Dataset entries on figures:

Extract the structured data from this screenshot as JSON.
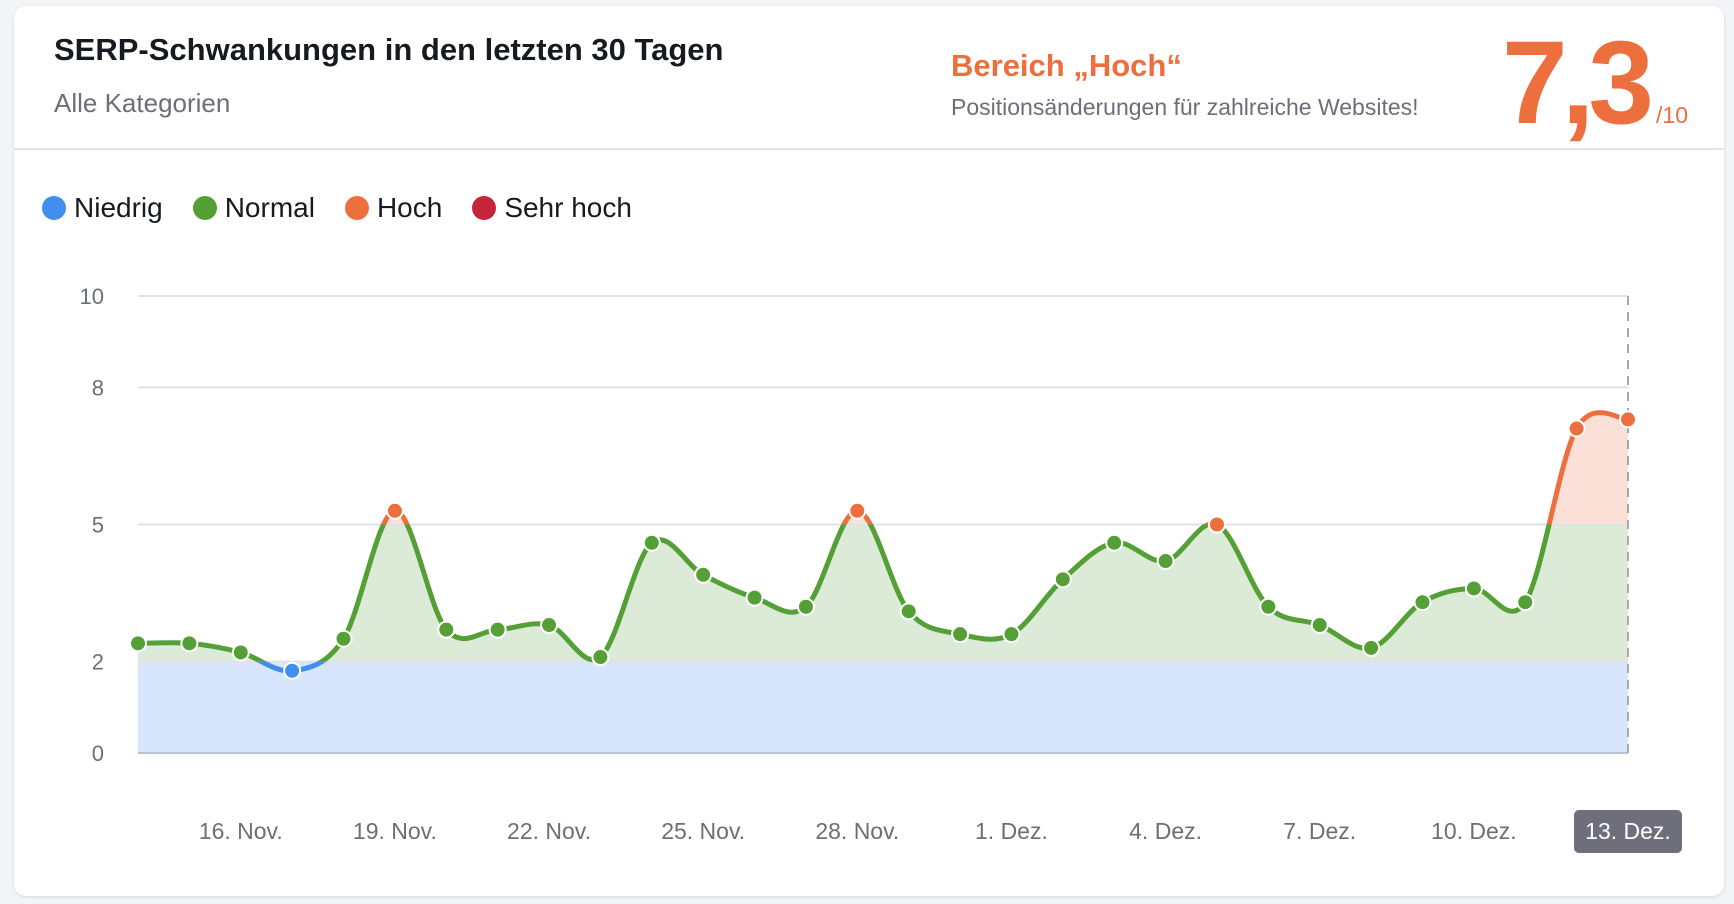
{
  "header": {
    "title": "SERP-Schwankungen in den letzten 30 Tagen",
    "subtitle": "Alle Kategorien",
    "range_title": "Bereich „Hoch“",
    "range_description": "Positionsänderungen für zahlreiche Websites!",
    "score": "7,3",
    "score_max": "/10"
  },
  "colors": {
    "accent": "#ee6f3e",
    "niedrig": "#3f8ef0",
    "normal": "#55a036",
    "hoch": "#ee6f3e",
    "sehr_hoch": "#c4253a"
  },
  "chart_data": {
    "type": "line",
    "legend": [
      {
        "name": "Niedrig",
        "range": [
          0,
          2
        ],
        "color": "#3f8ef0",
        "fill": "#d7e6fc"
      },
      {
        "name": "Normal",
        "range": [
          2,
          5
        ],
        "color": "#55a036",
        "fill": "#dcebd7"
      },
      {
        "name": "Hoch",
        "range": [
          5,
          8
        ],
        "color": "#ee6f3e",
        "fill": "#fae0d6"
      },
      {
        "name": "Sehr hoch",
        "range": [
          8,
          10
        ],
        "color": "#c4253a",
        "fill": "#f5d3d8"
      }
    ],
    "legend_position": "top-left",
    "ylim": [
      0,
      10
    ],
    "yticks": [
      "0",
      "2",
      "5",
      "8",
      "10"
    ],
    "grid": true,
    "x": [
      "14. Nov.",
      "15. Nov.",
      "16. Nov.",
      "17. Nov.",
      "18. Nov.",
      "19. Nov.",
      "20. Nov.",
      "21. Nov.",
      "22. Nov.",
      "23. Nov.",
      "24. Nov.",
      "25. Nov.",
      "26. Nov.",
      "27. Nov.",
      "28. Nov.",
      "29. Nov.",
      "30. Nov.",
      "1. Dez.",
      "2. Dez.",
      "3. Dez.",
      "4. Dez.",
      "5. Dez.",
      "6. Dez.",
      "7. Dez.",
      "8. Dez.",
      "9. Dez.",
      "10. Dez.",
      "11. Dez.",
      "12. Dez.",
      "13. Dez."
    ],
    "values": [
      2.4,
      2.4,
      2.2,
      1.8,
      2.5,
      5.3,
      2.7,
      2.7,
      2.8,
      2.1,
      4.6,
      3.9,
      3.4,
      3.2,
      5.3,
      3.1,
      2.6,
      2.6,
      3.8,
      4.6,
      4.2,
      5.0,
      3.2,
      2.8,
      2.3,
      3.3,
      3.6,
      3.3,
      7.1,
      7.3
    ],
    "xtick_labels": [
      "16. Nov.",
      "19. Nov.",
      "22. Nov.",
      "25. Nov.",
      "28. Nov.",
      "1. Dez.",
      "4. Dez.",
      "7. Dez.",
      "10. Dez.",
      "13. Dez."
    ],
    "highlighted_x": "13. Dez."
  }
}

Aim of the exercise = Above are records to transcribe exactly; leave their pictures out.

Completed exercise =
Extract the structured data from this screenshot as JSON.
{
  "header": {
    "title": "SERP-Schwankungen in den letzten 30 Tagen",
    "subtitle": "Alle Kategorien",
    "range_title": "Bereich „Hoch“",
    "range_description": "Positionsänderungen für zahlreiche Websites!",
    "score": "7,3",
    "score_max": "/10"
  },
  "colors": {
    "accent": "#ee6f3e",
    "niedrig": "#3f8ef0",
    "normal": "#55a036",
    "hoch": "#ee6f3e",
    "sehr_hoch": "#c4253a"
  },
  "chart_data": {
    "type": "line",
    "legend": [
      {
        "name": "Niedrig",
        "range": [
          0,
          2
        ],
        "color": "#3f8ef0",
        "fill": "#d7e6fc"
      },
      {
        "name": "Normal",
        "range": [
          2,
          5
        ],
        "color": "#55a036",
        "fill": "#dcebd7"
      },
      {
        "name": "Hoch",
        "range": [
          5,
          8
        ],
        "color": "#ee6f3e",
        "fill": "#fae0d6"
      },
      {
        "name": "Sehr hoch",
        "range": [
          8,
          10
        ],
        "color": "#c4253a",
        "fill": "#f5d3d8"
      }
    ],
    "legend_position": "top-left",
    "ylim": [
      0,
      10
    ],
    "yticks": [
      "0",
      "2",
      "5",
      "8",
      "10"
    ],
    "grid": true,
    "x": [
      "14. Nov.",
      "15. Nov.",
      "16. Nov.",
      "17. Nov.",
      "18. Nov.",
      "19. Nov.",
      "20. Nov.",
      "21. Nov.",
      "22. Nov.",
      "23. Nov.",
      "24. Nov.",
      "25. Nov.",
      "26. Nov.",
      "27. Nov.",
      "28. Nov.",
      "29. Nov.",
      "30. Nov.",
      "1. Dez.",
      "2. Dez.",
      "3. Dez.",
      "4. Dez.",
      "5. Dez.",
      "6. Dez.",
      "7. Dez.",
      "8. Dez.",
      "9. Dez.",
      "10. Dez.",
      "11. Dez.",
      "12. Dez.",
      "13. Dez."
    ],
    "values": [
      2.4,
      2.4,
      2.2,
      1.8,
      2.5,
      5.3,
      2.7,
      2.7,
      2.8,
      2.1,
      4.6,
      3.9,
      3.4,
      3.2,
      5.3,
      3.1,
      2.6,
      2.6,
      3.8,
      4.6,
      4.2,
      5.0,
      3.2,
      2.8,
      2.3,
      3.3,
      3.6,
      3.3,
      7.1,
      7.3
    ],
    "xtick_labels": [
      "16. Nov.",
      "19. Nov.",
      "22. Nov.",
      "25. Nov.",
      "28. Nov.",
      "1. Dez.",
      "4. Dez.",
      "7. Dez.",
      "10. Dez.",
      "13. Dez."
    ],
    "highlighted_x": "13. Dez."
  }
}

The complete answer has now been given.